* TO DO: In the data below, find every line with the string "JSON" and pull it out.

* RAW DATA:
begin

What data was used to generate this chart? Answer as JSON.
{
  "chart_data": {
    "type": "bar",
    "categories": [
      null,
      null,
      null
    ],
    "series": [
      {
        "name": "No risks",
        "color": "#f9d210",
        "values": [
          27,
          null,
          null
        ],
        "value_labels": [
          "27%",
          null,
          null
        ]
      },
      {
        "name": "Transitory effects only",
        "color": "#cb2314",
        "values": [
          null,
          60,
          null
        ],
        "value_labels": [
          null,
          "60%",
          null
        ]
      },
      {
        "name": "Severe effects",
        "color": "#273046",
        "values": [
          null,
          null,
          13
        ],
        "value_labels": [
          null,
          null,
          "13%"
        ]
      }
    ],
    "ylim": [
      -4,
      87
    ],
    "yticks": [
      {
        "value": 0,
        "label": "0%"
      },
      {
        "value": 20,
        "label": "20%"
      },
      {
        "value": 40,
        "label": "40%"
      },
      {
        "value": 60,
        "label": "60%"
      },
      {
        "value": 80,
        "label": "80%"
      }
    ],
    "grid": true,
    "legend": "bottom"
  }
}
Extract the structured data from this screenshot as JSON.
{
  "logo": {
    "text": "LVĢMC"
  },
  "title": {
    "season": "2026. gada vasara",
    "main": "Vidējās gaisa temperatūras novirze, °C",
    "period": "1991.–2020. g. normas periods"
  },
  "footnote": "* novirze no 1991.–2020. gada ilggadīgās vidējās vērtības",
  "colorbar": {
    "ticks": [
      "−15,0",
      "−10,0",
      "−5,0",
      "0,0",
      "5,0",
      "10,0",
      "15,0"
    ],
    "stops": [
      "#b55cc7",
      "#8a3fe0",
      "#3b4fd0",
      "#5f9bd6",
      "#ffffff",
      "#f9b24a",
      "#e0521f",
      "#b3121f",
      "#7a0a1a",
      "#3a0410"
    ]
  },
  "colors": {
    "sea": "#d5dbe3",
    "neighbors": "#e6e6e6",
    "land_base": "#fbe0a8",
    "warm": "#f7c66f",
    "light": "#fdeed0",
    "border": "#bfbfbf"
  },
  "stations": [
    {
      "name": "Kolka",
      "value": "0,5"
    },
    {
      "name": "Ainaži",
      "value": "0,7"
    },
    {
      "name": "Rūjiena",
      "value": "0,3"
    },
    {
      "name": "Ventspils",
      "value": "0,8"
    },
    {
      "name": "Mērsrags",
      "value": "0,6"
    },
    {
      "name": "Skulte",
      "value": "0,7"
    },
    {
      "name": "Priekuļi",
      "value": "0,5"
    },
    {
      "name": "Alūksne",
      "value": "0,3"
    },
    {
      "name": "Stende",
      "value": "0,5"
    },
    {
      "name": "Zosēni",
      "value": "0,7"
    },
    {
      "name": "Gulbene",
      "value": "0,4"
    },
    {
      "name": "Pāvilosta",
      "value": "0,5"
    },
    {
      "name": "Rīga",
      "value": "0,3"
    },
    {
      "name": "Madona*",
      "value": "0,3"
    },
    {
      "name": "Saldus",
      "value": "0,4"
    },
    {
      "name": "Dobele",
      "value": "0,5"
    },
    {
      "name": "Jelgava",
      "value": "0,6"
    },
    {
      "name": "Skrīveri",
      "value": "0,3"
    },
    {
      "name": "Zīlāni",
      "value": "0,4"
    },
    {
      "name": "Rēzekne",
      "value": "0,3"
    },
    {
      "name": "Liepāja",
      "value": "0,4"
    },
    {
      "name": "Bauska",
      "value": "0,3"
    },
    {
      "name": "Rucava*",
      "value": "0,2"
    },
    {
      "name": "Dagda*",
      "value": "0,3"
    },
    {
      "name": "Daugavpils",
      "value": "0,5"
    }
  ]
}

end

* REPLY:
What data was used to generate this chart? Answer as JSON.
Extract the structured data from this screenshot as JSON.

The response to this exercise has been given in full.